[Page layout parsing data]
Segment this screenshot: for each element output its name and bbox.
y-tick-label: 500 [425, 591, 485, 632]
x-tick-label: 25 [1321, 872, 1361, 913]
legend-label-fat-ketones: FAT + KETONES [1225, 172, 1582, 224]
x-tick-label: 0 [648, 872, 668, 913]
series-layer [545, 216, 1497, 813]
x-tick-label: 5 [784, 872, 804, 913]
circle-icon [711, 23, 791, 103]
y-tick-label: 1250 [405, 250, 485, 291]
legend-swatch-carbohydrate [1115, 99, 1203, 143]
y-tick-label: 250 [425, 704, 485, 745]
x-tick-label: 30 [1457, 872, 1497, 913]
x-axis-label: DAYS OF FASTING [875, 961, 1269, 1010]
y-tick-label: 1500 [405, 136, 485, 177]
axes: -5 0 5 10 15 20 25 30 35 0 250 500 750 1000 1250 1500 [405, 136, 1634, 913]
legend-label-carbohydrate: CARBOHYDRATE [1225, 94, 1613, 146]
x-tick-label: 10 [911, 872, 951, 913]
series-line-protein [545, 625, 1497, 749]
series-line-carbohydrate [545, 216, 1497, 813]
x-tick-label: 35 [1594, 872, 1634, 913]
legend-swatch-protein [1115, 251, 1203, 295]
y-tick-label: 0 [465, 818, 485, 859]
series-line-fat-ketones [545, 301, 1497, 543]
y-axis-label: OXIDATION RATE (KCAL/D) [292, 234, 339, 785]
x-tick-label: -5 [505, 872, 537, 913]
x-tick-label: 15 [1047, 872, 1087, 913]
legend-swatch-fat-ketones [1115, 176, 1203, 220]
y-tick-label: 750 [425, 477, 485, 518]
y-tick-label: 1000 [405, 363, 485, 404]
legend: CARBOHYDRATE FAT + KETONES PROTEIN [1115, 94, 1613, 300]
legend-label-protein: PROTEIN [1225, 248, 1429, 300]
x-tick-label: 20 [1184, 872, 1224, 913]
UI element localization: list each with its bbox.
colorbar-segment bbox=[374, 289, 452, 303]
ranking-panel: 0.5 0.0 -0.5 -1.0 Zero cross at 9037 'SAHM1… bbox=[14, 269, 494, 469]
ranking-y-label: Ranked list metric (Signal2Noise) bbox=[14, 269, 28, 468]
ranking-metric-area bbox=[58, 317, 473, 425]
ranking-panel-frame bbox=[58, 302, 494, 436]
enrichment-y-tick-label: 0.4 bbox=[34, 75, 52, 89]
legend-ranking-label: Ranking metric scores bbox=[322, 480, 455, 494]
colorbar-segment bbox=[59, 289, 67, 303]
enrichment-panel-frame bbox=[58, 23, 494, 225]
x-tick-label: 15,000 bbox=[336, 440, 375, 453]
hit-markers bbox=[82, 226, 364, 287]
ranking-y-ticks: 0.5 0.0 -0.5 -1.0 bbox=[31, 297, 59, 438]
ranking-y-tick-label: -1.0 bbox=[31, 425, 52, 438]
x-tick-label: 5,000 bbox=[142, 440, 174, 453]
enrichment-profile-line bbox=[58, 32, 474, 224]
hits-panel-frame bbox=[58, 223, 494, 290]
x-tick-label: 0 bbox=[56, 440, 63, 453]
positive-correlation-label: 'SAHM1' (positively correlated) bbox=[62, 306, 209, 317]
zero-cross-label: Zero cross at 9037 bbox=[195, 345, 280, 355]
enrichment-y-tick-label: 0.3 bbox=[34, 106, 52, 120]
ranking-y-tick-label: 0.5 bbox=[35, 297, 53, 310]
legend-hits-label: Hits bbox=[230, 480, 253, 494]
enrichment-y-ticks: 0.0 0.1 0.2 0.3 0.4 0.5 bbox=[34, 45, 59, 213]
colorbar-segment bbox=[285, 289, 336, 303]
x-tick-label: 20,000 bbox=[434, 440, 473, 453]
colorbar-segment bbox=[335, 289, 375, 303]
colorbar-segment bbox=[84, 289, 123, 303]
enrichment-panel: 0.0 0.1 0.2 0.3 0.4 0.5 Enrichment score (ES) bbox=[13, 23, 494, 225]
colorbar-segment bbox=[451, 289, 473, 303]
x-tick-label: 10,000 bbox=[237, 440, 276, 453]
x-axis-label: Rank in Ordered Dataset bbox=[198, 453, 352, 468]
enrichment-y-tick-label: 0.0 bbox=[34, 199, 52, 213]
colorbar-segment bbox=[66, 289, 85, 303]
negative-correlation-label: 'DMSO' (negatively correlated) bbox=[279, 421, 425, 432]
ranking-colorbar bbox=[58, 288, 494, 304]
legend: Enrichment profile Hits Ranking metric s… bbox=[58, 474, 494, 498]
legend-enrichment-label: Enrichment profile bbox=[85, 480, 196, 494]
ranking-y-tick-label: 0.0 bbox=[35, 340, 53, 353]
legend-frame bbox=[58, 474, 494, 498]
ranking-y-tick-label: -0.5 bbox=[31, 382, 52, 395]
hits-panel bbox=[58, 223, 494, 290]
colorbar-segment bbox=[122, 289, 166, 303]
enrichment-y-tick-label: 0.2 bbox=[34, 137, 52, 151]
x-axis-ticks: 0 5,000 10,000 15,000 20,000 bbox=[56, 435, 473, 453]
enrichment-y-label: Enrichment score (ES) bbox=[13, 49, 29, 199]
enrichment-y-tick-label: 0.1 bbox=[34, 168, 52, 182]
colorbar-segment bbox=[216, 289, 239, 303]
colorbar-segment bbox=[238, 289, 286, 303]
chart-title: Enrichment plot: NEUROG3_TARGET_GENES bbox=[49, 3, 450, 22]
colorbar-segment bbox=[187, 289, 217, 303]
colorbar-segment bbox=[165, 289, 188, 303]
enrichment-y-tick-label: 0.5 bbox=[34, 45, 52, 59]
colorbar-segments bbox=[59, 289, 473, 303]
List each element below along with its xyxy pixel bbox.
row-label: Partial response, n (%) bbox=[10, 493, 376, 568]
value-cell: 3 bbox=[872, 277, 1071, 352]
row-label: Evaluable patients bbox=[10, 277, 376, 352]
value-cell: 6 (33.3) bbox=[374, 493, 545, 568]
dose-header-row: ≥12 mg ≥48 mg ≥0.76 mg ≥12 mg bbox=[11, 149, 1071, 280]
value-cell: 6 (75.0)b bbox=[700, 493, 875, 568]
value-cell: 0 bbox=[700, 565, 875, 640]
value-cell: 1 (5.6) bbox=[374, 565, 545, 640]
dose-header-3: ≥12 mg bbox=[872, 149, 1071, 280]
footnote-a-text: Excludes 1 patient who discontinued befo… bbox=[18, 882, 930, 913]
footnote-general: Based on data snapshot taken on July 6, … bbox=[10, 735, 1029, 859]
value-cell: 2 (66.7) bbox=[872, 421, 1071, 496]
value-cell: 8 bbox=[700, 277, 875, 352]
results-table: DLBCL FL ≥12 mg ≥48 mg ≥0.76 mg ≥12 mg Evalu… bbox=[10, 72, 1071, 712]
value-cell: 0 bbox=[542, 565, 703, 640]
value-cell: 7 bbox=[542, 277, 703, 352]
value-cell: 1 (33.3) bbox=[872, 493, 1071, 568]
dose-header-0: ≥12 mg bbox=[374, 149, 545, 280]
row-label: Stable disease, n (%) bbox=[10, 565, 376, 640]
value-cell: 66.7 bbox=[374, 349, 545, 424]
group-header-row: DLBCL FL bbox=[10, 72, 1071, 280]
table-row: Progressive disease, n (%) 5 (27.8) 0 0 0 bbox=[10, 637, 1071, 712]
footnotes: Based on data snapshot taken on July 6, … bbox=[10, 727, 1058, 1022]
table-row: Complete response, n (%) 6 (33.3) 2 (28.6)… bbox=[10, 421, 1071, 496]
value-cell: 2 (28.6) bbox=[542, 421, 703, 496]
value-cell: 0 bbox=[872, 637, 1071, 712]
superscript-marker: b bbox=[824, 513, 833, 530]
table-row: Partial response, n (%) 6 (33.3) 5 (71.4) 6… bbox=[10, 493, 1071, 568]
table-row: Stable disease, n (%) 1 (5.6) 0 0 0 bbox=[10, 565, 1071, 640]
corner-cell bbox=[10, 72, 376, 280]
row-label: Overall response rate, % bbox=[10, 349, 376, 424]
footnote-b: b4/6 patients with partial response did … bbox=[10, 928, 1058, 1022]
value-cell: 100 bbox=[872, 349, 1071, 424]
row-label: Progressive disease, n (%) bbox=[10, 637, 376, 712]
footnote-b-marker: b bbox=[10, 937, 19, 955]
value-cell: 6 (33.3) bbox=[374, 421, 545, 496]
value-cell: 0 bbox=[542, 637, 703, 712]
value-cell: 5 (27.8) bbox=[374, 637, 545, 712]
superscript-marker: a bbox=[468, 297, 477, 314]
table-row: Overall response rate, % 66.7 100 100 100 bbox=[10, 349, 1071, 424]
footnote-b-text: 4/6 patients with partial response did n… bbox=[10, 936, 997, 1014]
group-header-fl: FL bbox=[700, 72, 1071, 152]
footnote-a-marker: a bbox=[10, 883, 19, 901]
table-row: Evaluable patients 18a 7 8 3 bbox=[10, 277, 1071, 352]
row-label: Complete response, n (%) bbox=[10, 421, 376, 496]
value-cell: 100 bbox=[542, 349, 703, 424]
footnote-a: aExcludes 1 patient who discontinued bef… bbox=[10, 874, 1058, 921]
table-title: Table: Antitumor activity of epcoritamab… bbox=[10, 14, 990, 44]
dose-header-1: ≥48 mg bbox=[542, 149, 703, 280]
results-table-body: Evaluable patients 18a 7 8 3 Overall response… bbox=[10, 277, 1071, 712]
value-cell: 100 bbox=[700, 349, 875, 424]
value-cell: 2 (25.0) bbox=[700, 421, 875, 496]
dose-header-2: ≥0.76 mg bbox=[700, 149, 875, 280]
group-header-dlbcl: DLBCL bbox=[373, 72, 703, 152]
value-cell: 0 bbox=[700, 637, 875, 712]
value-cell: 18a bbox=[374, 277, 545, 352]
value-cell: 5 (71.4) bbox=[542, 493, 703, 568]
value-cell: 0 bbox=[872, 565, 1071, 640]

## TASK REQUIREMENTS
Among the entries above, how many lines contain the string "correlated"? Write the number alone.

## EXPECTED OUTPUT
2